===== Passage for review

In the wake of 9/11, my grandchildren not yet in high school, like so many others, were given cell phones. It remains to be seen whether text-messaging mobile phones, multi-authoring ‘wikis’, ‘podcasts’ or other new technologies will rise above hype and hip to become serious generators of business records. They could. What would our reaction have been in 1980, had we been asked to imagine a workplace with a personal computer on every desk? Now imagine a future workplace without PCs. There is much consolidation of functionality and packaging among mobile phone, wireless miniature computer tablets with oversized screens and keypads and small-appliance operating system and browser software. If, as some predict, PCs begin to be replaced by smart, wireless, handheld appliances, there will be new business solutions creating and rendering new record forms. More trouble.

 

“Web logs” or “blogs” originally used as on-line personal journals are now used for such business purposes as crisis management. PR people are seeing the advantage of using client blogs to instantly react to potential crises and nip problems in the bud much faster than is possible with ordinary press releases. Of course, they create important records and…trouble. [See commentaries on blogs by Dan Austen, Jim Horton and David Rothman in the HOT TOPICS/Content Management and Preservation section of MyBestDocs.com. Similarly, interactive Web-enabled seminars (or “Webinars” aka 'Webcasting " and "Web conferencing) used by trade organizations for promoting the latest hot technology, are being seen, as effective ways for distant learning and conducting business meetings to disseminate information to and receive feedback from geographically distributed employees or clients on policy, product and service matters—sometimes creating unique records. We are using that technology here today.

==========
===== Provided data

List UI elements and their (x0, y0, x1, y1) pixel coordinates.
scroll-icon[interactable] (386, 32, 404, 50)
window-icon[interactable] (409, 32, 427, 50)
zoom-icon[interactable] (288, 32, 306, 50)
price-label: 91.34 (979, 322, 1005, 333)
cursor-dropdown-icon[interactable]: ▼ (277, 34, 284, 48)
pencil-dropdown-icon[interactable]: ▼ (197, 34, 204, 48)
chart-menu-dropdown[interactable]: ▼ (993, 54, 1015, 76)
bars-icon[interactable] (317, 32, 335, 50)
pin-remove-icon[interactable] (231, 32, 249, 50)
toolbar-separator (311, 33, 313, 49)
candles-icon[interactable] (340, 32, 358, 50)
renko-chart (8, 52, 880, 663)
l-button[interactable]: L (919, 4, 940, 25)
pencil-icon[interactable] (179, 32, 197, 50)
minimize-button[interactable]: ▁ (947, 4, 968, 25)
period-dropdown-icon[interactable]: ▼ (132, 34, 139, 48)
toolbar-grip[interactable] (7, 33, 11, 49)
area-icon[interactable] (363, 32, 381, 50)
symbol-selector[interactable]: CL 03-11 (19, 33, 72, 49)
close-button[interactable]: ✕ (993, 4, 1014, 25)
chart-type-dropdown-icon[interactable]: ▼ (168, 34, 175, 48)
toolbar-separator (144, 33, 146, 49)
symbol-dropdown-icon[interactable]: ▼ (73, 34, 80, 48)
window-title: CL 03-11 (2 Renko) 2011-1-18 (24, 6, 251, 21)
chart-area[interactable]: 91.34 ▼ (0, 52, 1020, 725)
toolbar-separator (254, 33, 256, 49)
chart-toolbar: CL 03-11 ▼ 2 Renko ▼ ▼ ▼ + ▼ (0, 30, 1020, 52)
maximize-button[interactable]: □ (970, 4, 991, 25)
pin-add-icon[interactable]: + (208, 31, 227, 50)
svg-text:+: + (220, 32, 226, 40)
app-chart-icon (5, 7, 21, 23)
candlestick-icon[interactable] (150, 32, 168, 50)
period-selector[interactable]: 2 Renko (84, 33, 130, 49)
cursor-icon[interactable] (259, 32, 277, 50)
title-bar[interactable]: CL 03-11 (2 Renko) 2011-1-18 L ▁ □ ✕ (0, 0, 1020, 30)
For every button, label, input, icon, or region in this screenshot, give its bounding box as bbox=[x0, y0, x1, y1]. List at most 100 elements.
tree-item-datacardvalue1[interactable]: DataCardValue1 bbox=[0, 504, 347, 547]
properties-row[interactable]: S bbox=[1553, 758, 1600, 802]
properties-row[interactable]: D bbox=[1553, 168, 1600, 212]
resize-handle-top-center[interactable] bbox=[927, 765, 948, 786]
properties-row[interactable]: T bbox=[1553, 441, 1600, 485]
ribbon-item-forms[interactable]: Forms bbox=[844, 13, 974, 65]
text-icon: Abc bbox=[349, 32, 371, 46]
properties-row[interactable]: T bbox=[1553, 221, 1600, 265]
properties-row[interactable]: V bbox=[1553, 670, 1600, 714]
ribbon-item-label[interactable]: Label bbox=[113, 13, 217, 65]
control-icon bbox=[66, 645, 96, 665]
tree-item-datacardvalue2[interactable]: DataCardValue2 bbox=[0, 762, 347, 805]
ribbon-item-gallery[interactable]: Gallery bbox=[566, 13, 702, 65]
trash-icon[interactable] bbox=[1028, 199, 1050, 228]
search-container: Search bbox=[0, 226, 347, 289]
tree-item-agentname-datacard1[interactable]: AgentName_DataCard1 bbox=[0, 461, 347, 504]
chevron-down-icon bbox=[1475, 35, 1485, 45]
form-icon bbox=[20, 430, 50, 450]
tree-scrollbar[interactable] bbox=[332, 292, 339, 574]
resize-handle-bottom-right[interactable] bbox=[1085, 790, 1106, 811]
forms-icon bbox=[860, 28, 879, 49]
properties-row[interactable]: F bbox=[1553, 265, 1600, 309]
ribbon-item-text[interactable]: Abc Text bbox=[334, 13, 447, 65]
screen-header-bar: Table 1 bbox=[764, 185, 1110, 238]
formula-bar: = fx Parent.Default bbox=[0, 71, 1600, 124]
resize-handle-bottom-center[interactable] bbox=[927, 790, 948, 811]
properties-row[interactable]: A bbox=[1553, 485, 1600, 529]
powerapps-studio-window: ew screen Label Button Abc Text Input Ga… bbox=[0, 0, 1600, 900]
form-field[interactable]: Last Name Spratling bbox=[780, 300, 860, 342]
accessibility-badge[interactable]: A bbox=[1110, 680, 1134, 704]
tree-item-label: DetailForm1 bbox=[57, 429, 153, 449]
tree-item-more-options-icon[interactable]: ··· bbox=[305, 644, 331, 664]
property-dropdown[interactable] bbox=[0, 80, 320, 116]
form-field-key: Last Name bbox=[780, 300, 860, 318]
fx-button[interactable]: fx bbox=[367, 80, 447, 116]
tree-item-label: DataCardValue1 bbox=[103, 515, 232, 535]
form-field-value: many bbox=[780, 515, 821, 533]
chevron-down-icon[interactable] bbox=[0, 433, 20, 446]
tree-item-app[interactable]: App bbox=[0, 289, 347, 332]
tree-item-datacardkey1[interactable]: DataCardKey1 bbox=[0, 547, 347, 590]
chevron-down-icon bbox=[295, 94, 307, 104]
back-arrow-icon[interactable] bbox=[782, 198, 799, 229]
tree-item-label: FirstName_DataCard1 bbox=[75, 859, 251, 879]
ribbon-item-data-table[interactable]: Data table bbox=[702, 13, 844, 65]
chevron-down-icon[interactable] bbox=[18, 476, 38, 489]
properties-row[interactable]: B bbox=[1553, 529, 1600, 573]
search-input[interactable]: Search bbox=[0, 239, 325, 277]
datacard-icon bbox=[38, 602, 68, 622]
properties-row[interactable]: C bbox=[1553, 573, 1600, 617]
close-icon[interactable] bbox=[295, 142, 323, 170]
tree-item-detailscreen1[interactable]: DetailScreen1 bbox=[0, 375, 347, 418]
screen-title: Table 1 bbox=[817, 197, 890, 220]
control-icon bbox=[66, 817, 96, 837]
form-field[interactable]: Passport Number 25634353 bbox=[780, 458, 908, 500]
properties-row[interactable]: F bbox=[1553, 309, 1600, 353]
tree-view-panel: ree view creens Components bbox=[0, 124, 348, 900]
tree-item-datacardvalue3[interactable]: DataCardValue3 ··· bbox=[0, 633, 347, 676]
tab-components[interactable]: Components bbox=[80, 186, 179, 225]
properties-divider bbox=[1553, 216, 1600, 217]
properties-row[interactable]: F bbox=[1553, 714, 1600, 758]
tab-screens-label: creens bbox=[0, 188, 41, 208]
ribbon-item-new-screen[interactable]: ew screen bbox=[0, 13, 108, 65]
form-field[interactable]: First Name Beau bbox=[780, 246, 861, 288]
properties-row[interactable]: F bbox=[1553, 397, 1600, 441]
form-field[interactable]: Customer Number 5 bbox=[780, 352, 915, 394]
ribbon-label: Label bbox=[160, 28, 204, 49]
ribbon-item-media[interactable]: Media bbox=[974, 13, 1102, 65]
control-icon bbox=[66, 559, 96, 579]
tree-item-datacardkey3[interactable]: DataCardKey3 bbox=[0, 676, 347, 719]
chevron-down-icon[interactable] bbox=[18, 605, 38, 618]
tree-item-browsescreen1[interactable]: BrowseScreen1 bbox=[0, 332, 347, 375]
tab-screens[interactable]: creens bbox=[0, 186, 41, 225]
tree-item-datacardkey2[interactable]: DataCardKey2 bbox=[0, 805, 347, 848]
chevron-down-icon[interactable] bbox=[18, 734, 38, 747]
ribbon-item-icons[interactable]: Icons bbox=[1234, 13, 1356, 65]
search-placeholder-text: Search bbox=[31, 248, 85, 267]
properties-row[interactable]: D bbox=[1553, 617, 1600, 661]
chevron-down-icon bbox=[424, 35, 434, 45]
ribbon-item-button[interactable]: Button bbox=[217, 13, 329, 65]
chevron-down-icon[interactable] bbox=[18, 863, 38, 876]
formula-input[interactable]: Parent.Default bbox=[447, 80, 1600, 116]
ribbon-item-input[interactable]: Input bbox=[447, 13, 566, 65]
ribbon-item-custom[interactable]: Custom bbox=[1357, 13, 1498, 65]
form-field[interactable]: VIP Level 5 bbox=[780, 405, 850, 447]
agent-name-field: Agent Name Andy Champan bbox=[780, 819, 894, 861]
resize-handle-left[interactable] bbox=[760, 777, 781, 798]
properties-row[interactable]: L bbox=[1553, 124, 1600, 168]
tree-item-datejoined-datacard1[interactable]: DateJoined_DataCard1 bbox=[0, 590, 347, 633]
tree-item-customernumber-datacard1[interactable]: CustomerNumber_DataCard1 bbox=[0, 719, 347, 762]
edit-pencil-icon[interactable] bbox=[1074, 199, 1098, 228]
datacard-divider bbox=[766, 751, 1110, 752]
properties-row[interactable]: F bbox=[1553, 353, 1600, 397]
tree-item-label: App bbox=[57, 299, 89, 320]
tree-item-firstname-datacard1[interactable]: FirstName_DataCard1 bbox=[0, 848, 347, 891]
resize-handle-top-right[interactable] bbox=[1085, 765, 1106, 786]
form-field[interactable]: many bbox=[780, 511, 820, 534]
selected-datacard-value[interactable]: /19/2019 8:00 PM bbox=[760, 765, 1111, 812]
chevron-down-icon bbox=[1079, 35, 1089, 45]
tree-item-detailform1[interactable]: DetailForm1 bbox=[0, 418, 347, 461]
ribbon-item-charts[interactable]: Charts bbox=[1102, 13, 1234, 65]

==========

### What you need to do
Print the passage above about new technologies and business records again, word for word.

### Expected answer
In the wake of 9/11, my grandchildren not yet in high school, like so many others, were given cell phones. It remains to be seen whether text-messaging mobile phones, multi-authoring ‘wikis’, ‘podcasts’ or other new technologies will rise above hype and hip to become serious generators of business records. They could. What would our reaction have been in 1980, had we been asked to imagine a workplace with a personal computer on every desk? Now imagine a future workplace without PCs. There is much consolidation of functionality and packaging among mobile phone, wireless miniature computer tablets with oversized screens and keypads and small-appliance operating system and browser software. If, as some predict, PCs begin to be replaced by smart, wireless, handheld appliances, there will be new business solutions creating and rendering new record forms. More trouble.

 

“Web logs” or “blogs” originally used as on-line personal journals are now used for such business purposes as crisis management. PR people are seeing the advantage of using client blogs to instantly react to potential crises and nip problems in the bud much faster than is possible with ordinary press releases. Of course, they create important records and…trouble. [See commentaries on blogs by Dan Austen, Jim Horton and David Rothman in the HOT TOPICS/Content Management and Preservation section of MyBestDocs.com. Similarly, interactive Web-enabled seminars (or “Webinars” aka 'Webcasting " and "Web conferencing) used by trade organizations for promoting the latest hot technology, are being seen, as effective ways for distant learning and conducting business meetings to disseminate information to and receive feedback from geographically distributed employees or clients on policy, product and service matters—sometimes creating unique records. We are using that technology here today.